(Figure data in JSON)

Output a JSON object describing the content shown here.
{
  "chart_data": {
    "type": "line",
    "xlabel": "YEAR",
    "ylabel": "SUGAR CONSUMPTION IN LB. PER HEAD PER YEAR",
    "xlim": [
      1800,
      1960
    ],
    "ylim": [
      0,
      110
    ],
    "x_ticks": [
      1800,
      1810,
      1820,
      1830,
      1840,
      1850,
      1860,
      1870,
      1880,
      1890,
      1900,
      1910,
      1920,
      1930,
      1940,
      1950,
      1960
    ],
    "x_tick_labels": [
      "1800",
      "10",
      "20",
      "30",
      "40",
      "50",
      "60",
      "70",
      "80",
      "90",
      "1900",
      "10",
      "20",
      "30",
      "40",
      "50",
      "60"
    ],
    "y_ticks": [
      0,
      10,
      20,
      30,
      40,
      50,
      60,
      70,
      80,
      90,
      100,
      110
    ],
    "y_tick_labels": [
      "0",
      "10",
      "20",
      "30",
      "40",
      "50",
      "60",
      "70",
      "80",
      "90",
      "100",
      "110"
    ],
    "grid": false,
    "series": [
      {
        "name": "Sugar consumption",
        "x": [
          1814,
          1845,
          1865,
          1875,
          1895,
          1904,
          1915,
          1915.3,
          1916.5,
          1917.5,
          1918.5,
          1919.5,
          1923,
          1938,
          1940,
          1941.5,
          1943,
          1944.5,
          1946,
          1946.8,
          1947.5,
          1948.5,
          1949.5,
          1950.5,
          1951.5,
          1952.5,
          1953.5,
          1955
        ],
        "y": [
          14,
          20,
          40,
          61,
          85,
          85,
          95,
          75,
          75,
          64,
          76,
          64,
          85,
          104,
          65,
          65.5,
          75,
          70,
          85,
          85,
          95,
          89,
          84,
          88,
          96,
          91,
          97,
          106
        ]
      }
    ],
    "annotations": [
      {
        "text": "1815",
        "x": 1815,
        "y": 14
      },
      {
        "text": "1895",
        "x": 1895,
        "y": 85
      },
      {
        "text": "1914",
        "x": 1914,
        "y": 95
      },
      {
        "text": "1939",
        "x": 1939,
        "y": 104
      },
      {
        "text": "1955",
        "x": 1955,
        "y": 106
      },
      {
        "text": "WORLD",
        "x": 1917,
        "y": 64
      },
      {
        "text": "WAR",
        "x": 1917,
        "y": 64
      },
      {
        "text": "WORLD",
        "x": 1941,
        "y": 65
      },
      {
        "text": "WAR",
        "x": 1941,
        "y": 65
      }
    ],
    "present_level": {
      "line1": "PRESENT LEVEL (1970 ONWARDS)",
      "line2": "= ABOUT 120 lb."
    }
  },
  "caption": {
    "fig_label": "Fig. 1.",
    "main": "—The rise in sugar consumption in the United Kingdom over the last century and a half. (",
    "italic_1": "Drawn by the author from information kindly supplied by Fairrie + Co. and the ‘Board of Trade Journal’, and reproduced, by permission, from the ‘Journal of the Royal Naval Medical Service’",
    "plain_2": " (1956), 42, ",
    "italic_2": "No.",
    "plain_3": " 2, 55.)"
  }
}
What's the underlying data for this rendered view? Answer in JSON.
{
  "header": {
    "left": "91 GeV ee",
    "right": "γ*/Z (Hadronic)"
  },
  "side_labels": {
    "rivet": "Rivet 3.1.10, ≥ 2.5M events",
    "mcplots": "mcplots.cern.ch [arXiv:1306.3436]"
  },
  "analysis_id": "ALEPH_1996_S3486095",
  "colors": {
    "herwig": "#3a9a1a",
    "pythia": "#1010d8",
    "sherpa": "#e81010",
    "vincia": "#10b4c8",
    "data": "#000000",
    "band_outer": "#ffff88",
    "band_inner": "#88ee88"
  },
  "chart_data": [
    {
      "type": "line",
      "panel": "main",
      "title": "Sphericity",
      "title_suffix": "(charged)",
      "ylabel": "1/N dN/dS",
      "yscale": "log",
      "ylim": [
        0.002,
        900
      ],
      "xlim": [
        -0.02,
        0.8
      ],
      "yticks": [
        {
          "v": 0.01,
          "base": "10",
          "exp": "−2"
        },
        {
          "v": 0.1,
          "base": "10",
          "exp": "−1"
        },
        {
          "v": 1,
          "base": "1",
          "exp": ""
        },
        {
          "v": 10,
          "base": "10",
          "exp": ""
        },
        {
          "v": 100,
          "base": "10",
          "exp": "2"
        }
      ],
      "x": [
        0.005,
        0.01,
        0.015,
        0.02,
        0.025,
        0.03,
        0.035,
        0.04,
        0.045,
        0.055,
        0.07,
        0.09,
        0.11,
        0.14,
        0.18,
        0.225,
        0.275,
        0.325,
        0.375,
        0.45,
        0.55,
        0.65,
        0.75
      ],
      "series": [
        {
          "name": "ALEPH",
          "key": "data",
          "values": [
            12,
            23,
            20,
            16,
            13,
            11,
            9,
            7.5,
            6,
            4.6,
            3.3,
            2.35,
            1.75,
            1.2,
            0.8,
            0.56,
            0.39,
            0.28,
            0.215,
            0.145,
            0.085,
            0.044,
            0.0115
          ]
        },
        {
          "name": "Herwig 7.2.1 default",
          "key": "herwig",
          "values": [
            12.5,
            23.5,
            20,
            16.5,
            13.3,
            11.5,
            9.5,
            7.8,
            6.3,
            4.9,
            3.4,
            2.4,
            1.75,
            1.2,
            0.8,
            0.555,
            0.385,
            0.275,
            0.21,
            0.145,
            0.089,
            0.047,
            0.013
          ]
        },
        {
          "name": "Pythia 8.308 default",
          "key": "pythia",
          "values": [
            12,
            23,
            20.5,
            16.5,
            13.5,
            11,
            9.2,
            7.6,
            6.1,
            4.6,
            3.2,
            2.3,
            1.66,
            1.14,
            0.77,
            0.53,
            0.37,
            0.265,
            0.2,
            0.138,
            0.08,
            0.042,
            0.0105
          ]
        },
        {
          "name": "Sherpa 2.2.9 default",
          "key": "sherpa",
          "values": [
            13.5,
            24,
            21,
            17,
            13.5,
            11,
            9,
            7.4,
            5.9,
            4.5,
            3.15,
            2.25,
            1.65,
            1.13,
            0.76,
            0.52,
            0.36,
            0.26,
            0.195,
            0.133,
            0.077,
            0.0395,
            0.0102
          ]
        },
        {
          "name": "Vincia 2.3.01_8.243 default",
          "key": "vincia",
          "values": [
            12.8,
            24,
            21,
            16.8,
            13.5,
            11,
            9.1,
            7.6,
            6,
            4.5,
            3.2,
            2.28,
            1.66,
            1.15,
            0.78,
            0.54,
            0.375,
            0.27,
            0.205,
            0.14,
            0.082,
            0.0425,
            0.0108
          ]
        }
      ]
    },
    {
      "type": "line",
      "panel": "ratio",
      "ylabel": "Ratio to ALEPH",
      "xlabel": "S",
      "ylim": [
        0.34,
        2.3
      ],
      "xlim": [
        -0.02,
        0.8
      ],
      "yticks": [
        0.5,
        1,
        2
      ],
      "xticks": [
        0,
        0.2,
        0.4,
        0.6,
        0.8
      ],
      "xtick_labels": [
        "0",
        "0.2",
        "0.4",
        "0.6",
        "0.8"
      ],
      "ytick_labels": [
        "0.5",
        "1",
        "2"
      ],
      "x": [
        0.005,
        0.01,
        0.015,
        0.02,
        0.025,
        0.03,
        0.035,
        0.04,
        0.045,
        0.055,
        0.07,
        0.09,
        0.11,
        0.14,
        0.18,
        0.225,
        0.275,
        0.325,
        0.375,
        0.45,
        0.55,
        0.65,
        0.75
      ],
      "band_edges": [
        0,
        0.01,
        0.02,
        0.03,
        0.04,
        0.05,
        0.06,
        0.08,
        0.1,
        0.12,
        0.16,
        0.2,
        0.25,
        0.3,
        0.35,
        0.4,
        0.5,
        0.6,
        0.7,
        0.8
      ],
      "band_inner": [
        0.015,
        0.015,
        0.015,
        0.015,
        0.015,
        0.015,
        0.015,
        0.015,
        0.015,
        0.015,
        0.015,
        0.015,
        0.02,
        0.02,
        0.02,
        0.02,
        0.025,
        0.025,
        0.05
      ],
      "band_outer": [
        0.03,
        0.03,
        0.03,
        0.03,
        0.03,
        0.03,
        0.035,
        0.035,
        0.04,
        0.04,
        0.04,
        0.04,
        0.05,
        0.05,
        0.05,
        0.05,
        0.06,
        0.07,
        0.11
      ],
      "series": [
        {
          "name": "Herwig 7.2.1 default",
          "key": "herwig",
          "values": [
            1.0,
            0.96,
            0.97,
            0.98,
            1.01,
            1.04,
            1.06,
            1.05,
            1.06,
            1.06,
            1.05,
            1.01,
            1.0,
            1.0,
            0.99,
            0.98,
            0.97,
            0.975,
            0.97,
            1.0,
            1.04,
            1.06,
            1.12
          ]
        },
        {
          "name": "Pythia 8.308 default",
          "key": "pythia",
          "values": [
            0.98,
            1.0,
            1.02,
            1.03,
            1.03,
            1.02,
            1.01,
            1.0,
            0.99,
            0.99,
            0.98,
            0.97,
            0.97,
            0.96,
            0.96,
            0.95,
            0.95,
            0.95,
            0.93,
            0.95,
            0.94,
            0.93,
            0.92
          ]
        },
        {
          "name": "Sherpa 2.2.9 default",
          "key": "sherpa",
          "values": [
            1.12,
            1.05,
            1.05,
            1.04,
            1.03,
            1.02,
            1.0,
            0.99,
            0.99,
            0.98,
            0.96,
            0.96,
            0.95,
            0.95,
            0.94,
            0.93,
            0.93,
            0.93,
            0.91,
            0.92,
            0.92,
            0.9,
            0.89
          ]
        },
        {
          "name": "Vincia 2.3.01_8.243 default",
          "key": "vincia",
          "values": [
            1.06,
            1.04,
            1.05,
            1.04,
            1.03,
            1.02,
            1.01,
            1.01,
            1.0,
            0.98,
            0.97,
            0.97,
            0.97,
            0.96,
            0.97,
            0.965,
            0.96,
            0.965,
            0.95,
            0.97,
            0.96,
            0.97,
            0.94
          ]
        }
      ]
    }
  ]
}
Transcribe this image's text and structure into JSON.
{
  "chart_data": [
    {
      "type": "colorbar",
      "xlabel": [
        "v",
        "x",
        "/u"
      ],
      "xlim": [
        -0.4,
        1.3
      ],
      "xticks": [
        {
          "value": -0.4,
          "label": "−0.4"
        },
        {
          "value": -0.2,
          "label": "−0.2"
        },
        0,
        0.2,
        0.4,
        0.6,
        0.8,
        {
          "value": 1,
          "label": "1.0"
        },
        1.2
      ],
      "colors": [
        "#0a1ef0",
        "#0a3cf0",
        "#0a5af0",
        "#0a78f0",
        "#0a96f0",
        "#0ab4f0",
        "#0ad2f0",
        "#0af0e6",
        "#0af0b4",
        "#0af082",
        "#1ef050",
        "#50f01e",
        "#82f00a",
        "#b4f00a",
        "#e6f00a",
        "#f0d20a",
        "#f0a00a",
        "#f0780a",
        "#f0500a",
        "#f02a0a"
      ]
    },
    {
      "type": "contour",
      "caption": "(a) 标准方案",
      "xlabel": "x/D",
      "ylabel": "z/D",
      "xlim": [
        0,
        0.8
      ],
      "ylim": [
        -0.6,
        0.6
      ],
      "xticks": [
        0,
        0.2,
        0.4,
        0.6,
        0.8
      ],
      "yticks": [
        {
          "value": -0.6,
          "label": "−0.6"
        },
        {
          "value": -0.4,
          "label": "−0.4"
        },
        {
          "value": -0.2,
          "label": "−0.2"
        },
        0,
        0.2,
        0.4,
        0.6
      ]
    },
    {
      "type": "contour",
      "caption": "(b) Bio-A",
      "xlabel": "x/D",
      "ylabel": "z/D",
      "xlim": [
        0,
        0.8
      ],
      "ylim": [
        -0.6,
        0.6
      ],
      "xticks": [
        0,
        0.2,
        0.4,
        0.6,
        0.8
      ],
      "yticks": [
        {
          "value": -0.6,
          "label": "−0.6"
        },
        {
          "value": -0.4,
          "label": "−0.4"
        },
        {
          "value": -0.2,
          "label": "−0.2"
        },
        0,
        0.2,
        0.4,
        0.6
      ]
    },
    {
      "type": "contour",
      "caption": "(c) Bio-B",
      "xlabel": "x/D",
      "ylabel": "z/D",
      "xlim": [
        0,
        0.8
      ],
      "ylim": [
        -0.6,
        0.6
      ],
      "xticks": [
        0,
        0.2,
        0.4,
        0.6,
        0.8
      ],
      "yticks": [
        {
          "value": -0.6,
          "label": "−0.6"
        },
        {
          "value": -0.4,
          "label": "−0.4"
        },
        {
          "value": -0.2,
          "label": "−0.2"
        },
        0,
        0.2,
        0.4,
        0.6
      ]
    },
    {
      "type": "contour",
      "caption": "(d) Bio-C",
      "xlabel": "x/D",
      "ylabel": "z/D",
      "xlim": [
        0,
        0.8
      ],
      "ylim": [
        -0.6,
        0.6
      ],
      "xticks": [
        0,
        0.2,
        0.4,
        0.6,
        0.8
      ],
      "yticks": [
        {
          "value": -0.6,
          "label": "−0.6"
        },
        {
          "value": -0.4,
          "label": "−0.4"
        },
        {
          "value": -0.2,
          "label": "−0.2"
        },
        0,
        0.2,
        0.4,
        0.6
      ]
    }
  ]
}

What is expected —
Using the material above, report each line where "main" occurs.

Task result —
    "main": "—The rise in sugar consumption in the United Kingdom over the last century and a half. (",
      "panel": "main",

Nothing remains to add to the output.